# [AIM]
Gather all lines in the entries that include the word "this".

"""

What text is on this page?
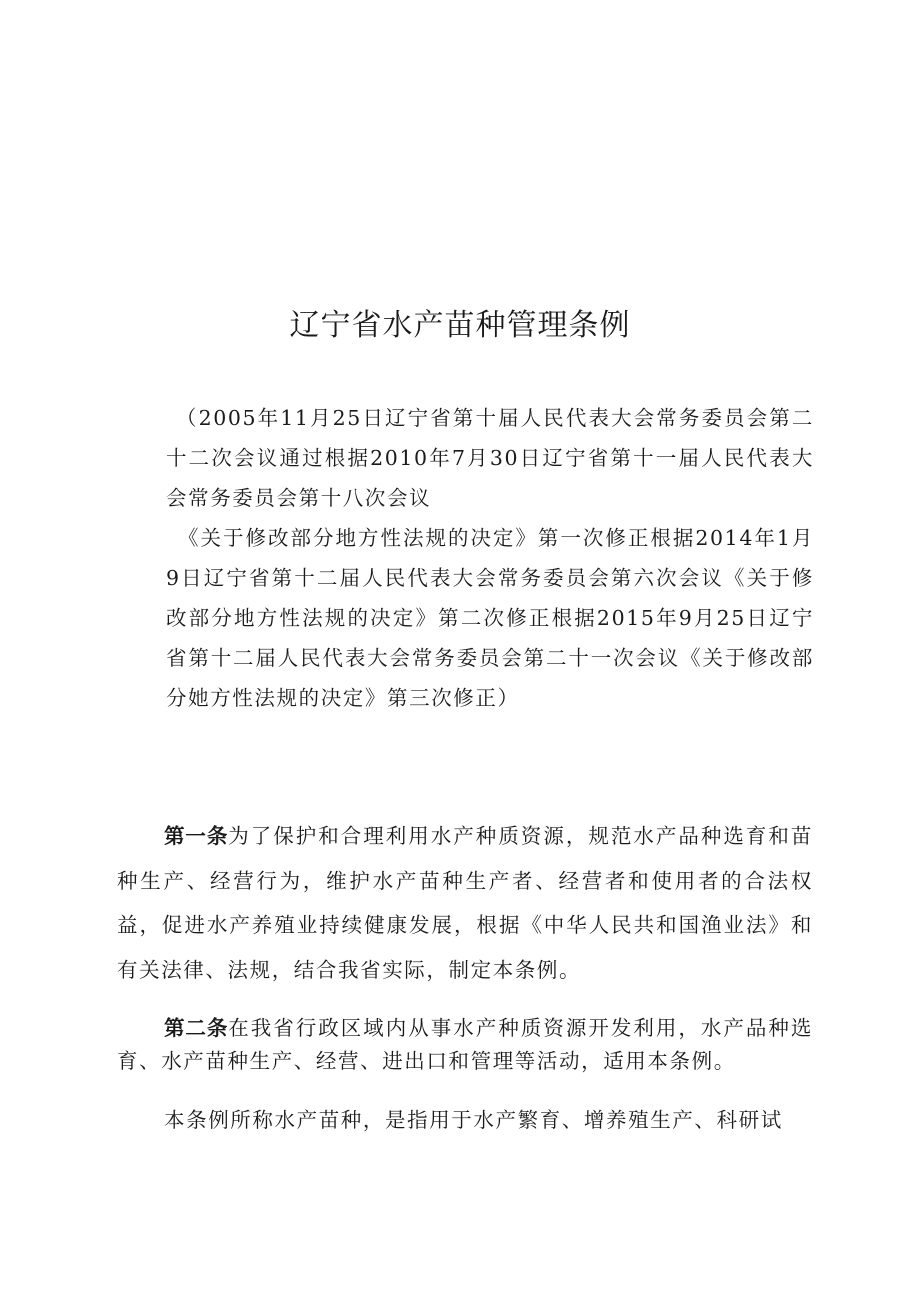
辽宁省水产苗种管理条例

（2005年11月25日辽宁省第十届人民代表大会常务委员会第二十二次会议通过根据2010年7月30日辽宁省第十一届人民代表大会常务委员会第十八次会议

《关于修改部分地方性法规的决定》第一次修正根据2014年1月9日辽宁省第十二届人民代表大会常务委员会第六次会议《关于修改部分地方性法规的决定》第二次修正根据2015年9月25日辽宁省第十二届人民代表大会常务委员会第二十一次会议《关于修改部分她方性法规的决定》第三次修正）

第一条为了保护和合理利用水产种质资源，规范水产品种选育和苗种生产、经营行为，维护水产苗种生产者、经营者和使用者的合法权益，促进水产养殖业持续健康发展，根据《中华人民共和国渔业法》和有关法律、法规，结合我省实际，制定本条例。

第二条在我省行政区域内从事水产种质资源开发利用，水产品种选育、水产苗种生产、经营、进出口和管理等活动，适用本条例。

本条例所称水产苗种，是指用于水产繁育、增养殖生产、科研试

"""
"""

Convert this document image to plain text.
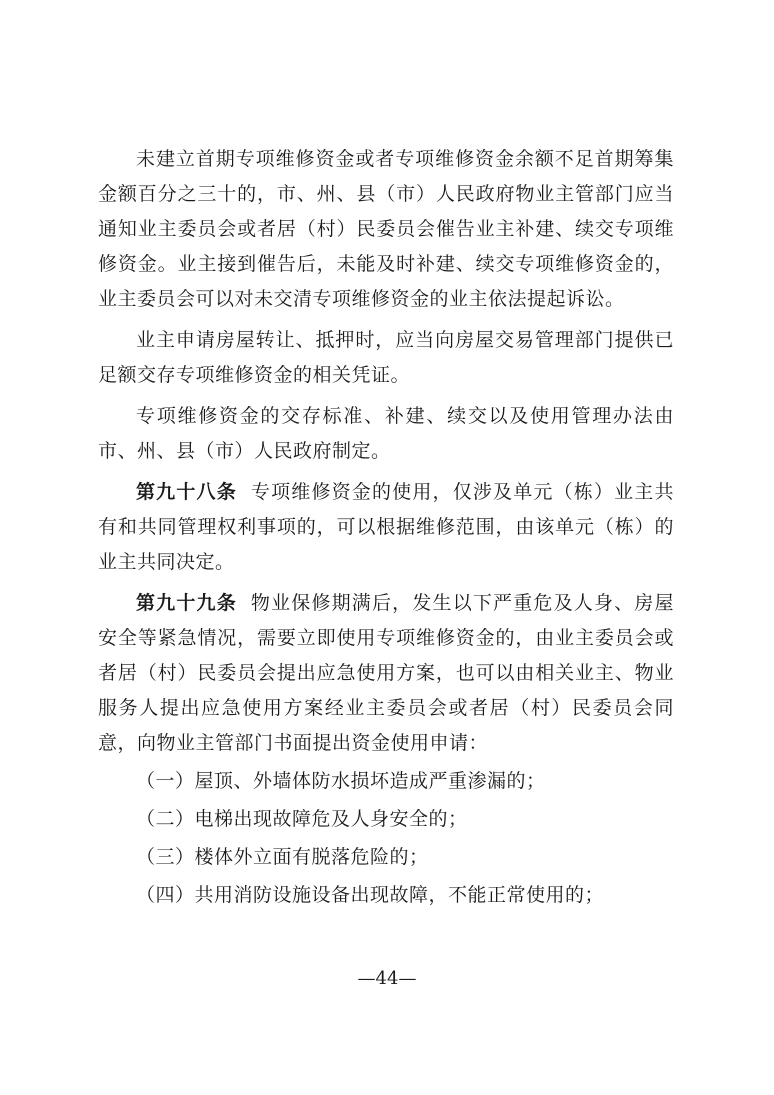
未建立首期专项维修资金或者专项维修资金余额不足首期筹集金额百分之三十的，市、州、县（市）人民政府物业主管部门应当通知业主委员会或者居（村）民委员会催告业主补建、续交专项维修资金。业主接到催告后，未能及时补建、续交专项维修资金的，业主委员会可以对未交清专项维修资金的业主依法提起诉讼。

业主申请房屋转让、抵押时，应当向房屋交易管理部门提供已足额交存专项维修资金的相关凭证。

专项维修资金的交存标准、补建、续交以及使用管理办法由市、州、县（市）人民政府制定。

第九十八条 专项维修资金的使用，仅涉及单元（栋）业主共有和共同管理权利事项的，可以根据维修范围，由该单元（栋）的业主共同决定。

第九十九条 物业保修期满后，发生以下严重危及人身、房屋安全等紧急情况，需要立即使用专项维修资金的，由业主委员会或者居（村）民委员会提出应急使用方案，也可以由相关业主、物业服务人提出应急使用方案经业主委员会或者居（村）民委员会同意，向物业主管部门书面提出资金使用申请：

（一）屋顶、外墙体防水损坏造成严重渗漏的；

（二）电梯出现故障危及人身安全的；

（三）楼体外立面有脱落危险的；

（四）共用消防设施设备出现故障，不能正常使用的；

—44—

"""

# [CORRECT ANSWER]
What text is on this page?
Convert this document image to plain text.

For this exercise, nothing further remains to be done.